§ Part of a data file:
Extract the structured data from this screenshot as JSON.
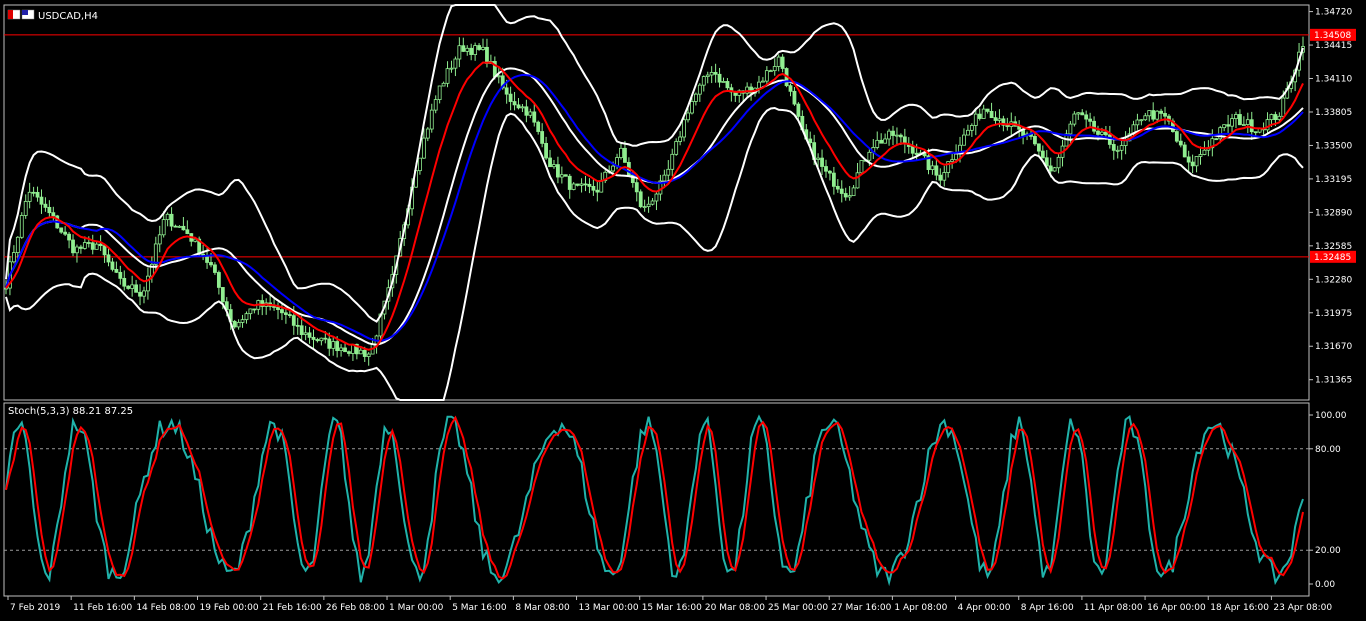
{
  "window": {
    "symbol_title": "USDCAD,H4",
    "flag_icon": "us-ca-flag-icon"
  },
  "colors": {
    "background": "#000000",
    "candle": "#90EE90",
    "bands": "#FFFFFF",
    "ma_fast": "#FF0000",
    "ma_slow": "#0000FF",
    "stoch_main": "#20B2AA",
    "stoch_signal": "#FF0000",
    "hline": "#FF0000",
    "price_tag_bg": "#FF0000"
  },
  "chart_data": [
    {
      "type": "candlestick",
      "title": "USDCAD,H4",
      "ylim": [
        1.3118,
        1.3478
      ],
      "y_ticks": [
        "1.34720",
        "1.34415",
        "1.34110",
        "1.33805",
        "1.33500",
        "1.33195",
        "1.32890",
        "1.32585",
        "1.32280",
        "1.31975",
        "1.31670",
        "1.31365"
      ],
      "x_ticks": [
        "7 Feb 2019",
        "11 Feb 16:00",
        "14 Feb 08:00",
        "19 Feb 00:00",
        "21 Feb 16:00",
        "26 Feb 08:00",
        "1 Mar 00:00",
        "5 Mar 16:00",
        "8 Mar 08:00",
        "13 Mar 00:00",
        "15 Mar 16:00",
        "20 Mar 08:00",
        "25 Mar 00:00",
        "27 Mar 16:00",
        "1 Apr 08:00",
        "4 Apr 00:00",
        "8 Apr 16:00",
        "11 Apr 08:00",
        "16 Apr 00:00",
        "18 Apr 16:00",
        "23 Apr 08:00"
      ],
      "horizontal_lines": [
        {
          "price": 1.34508,
          "label": "1.34508"
        },
        {
          "price": 1.32485,
          "label": "1.32485"
        }
      ],
      "price_anchors": [
        1.3225,
        1.331,
        1.3285,
        1.3255,
        1.326,
        1.3225,
        1.3215,
        1.3285,
        1.327,
        1.324,
        1.3185,
        1.3205,
        1.32,
        1.318,
        1.317,
        1.3165,
        1.316,
        1.323,
        1.333,
        1.34,
        1.344,
        1.3435,
        1.3395,
        1.338,
        1.333,
        1.331,
        1.331,
        1.3345,
        1.329,
        1.332,
        1.3385,
        1.342,
        1.3395,
        1.3405,
        1.343,
        1.336,
        1.3325,
        1.3305,
        1.335,
        1.336,
        1.3345,
        1.332,
        1.3355,
        1.3385,
        1.337,
        1.3355,
        1.3325,
        1.338,
        1.336,
        1.3345,
        1.338,
        1.3375,
        1.333,
        1.3355,
        1.3375,
        1.3365,
        1.338,
        1.3445
      ],
      "series": [
        {
          "type": "bollinger",
          "color_key": "bands"
        },
        {
          "type": "moving_average",
          "color_key": "ma_fast",
          "period": 10
        },
        {
          "type": "moving_average",
          "color_key": "ma_slow",
          "period": 24
        }
      ]
    },
    {
      "type": "line",
      "title": "Stoch(5,3,3) 88.21 87.25",
      "ylim": [
        0,
        100
      ],
      "y_ticks": [
        "100.00",
        "80.00",
        "20.00",
        "0.00"
      ],
      "levels": [
        80,
        20
      ],
      "series": [
        {
          "name": "main",
          "color_key": "stoch_main"
        },
        {
          "name": "signal",
          "color_key": "stoch_signal"
        }
      ]
    }
  ]
}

§ Exercise aim: Leave out the pictures and give the listing above again exactly.

§ Exercise solution:
Extract the structured data from this screenshot as JSON.
{
  "window": {
    "symbol_title": "USDCAD,H4",
    "flag_icon": "us-ca-flag-icon"
  },
  "colors": {
    "background": "#000000",
    "candle": "#90EE90",
    "bands": "#FFFFFF",
    "ma_fast": "#FF0000",
    "ma_slow": "#0000FF",
    "stoch_main": "#20B2AA",
    "stoch_signal": "#FF0000",
    "hline": "#FF0000",
    "price_tag_bg": "#FF0000"
  },
  "chart_data": [
    {
      "type": "candlestick",
      "title": "USDCAD,H4",
      "ylim": [
        1.3118,
        1.3478
      ],
      "y_ticks": [
        "1.34720",
        "1.34415",
        "1.34110",
        "1.33805",
        "1.33500",
        "1.33195",
        "1.32890",
        "1.32585",
        "1.32280",
        "1.31975",
        "1.31670",
        "1.31365"
      ],
      "x_ticks": [
        "7 Feb 2019",
        "11 Feb 16:00",
        "14 Feb 08:00",
        "19 Feb 00:00",
        "21 Feb 16:00",
        "26 Feb 08:00",
        "1 Mar 00:00",
        "5 Mar 16:00",
        "8 Mar 08:00",
        "13 Mar 00:00",
        "15 Mar 16:00",
        "20 Mar 08:00",
        "25 Mar 00:00",
        "27 Mar 16:00",
        "1 Apr 08:00",
        "4 Apr 00:00",
        "8 Apr 16:00",
        "11 Apr 08:00",
        "16 Apr 00:00",
        "18 Apr 16:00",
        "23 Apr 08:00"
      ],
      "horizontal_lines": [
        {
          "price": 1.34508,
          "label": "1.34508"
        },
        {
          "price": 1.32485,
          "label": "1.32485"
        }
      ],
      "price_anchors": [
        1.3225,
        1.331,
        1.3285,
        1.3255,
        1.326,
        1.3225,
        1.3215,
        1.3285,
        1.327,
        1.324,
        1.3185,
        1.3205,
        1.32,
        1.318,
        1.317,
        1.3165,
        1.316,
        1.323,
        1.333,
        1.34,
        1.344,
        1.3435,
        1.3395,
        1.338,
        1.333,
        1.331,
        1.331,
        1.3345,
        1.329,
        1.332,
        1.3385,
        1.342,
        1.3395,
        1.3405,
        1.343,
        1.336,
        1.3325,
        1.3305,
        1.335,
        1.336,
        1.3345,
        1.332,
        1.3355,
        1.3385,
        1.337,
        1.3355,
        1.3325,
        1.338,
        1.336,
        1.3345,
        1.338,
        1.3375,
        1.333,
        1.3355,
        1.3375,
        1.3365,
        1.338,
        1.3445
      ],
      "series": [
        {
          "type": "bollinger",
          "color_key": "bands"
        },
        {
          "type": "moving_average",
          "color_key": "ma_fast",
          "period": 10
        },
        {
          "type": "moving_average",
          "color_key": "ma_slow",
          "period": 24
        }
      ]
    },
    {
      "type": "line",
      "title": "Stoch(5,3,3) 88.21 87.25",
      "ylim": [
        0,
        100
      ],
      "y_ticks": [
        "100.00",
        "80.00",
        "20.00",
        "0.00"
      ],
      "levels": [
        80,
        20
      ],
      "series": [
        {
          "name": "main",
          "color_key": "stoch_main"
        },
        {
          "name": "signal",
          "color_key": "stoch_signal"
        }
      ]
    }
  ]
}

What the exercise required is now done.